Required task 1 |
Using the blog excerpt below on Analysis Services support, decide whether each statement agrees with it. Answer yes or no for each and quote the deciding words. (a) The tool shown in the video supports Analysis Services. (b) The writer would accept support limited to Analysis Services Tabular 2016+ and Azure Analysis Services. (c) The writer was told that Analysis Services support will definitely be added.
Required task 2 |
In the blog excerpt below on Analysis Services support, what will soon make it possible to connect to a Power BI Premium capacity as if it were an Analysis Services instance?

Page extract |
-- Begin --

This video is provides a good, short overview of what it is:

I think it’s pretty cool, BUT… it doesn’t support Analysis Services. I had a moan about this and the generally poor state of Analysis Services tooling on Twitter, was invited to meet some of the developers and was told that if enough people request Analysis Services support it might happen.

What would support for Analysis Services involve? The following springs to mind:

  • I’d like to be able to connect to and manage Analysis Services Multidimensional and Tabular on-premises and Azure Analysis Services; if that’s too ambitious I could settle for supporting only Analysis Services Tabular 2016+ and Azure Analysis Services.
  • Since we will soon be able to connect to a Power BI Premium capacity as if it was an Analysis Services instance via XMLA endpoints, I would want to be able to connect to Power BI Premium capacity too.
  • I’d want to be able to run DAX and M queries, and ideally MDX queries too.

-- End --

Dataset entries |
-- Begin --

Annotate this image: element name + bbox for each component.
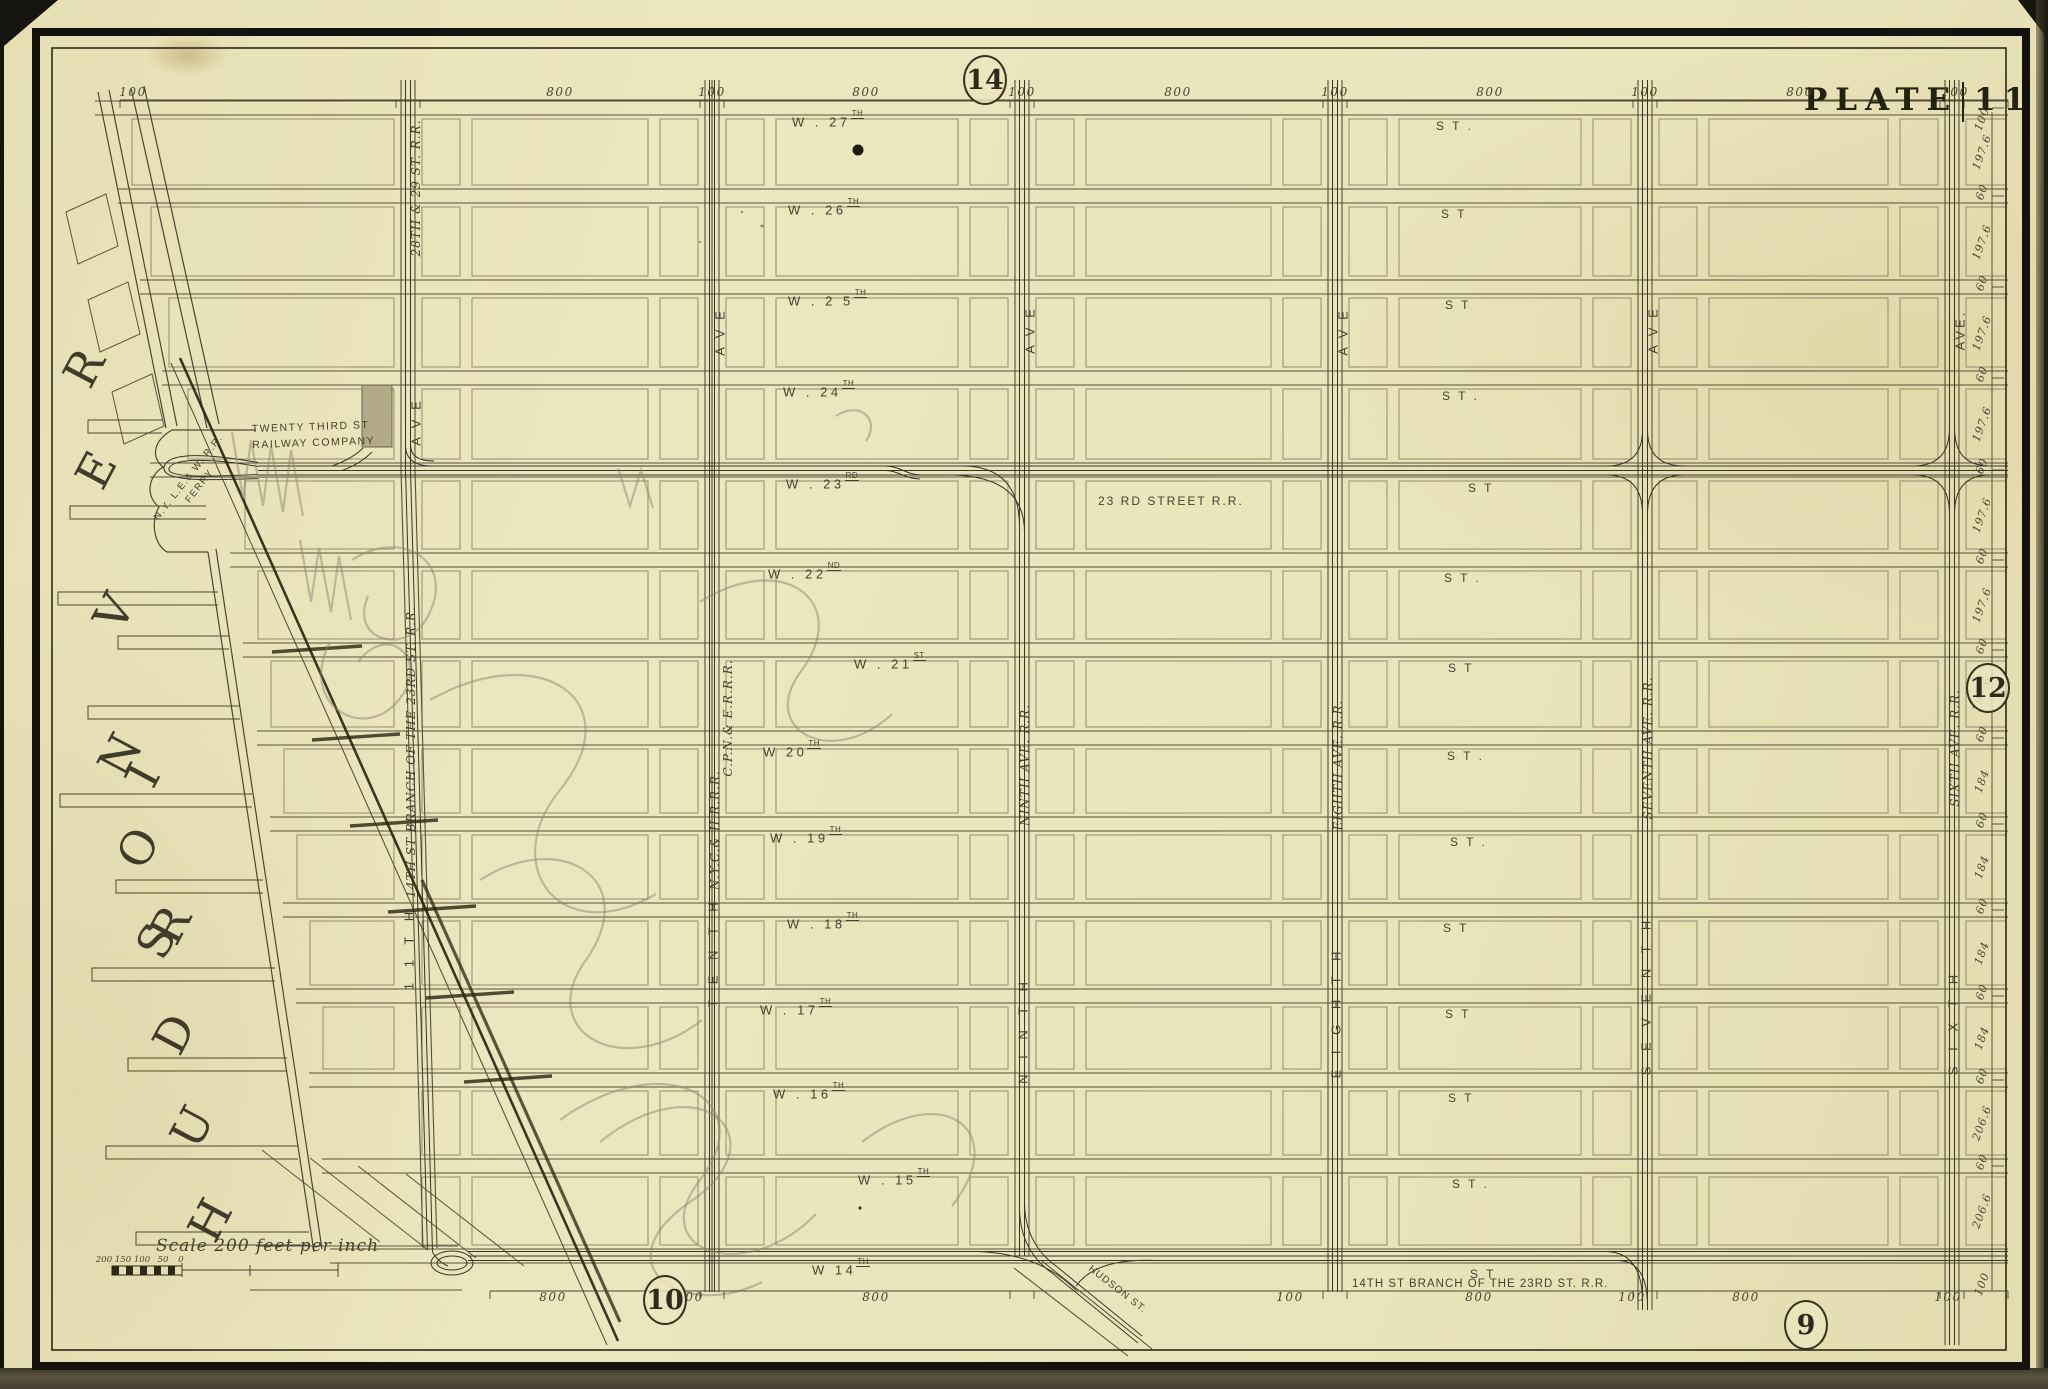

-- End --
-- Begin --

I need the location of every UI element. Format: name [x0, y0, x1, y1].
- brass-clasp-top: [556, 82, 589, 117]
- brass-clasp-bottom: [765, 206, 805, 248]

-- End --

Right answer 1 |
(a) No: "it doesn’t support Analysis Services."
(b) Yes: "if that’s too ambitious I could settle for supporting only Analysis Services Tabular 2016+ and Azure Analysis Services."
(c) No: "if enough people request Analysis Services support it might happen."

Right answer 2 |
XMLA endpoints.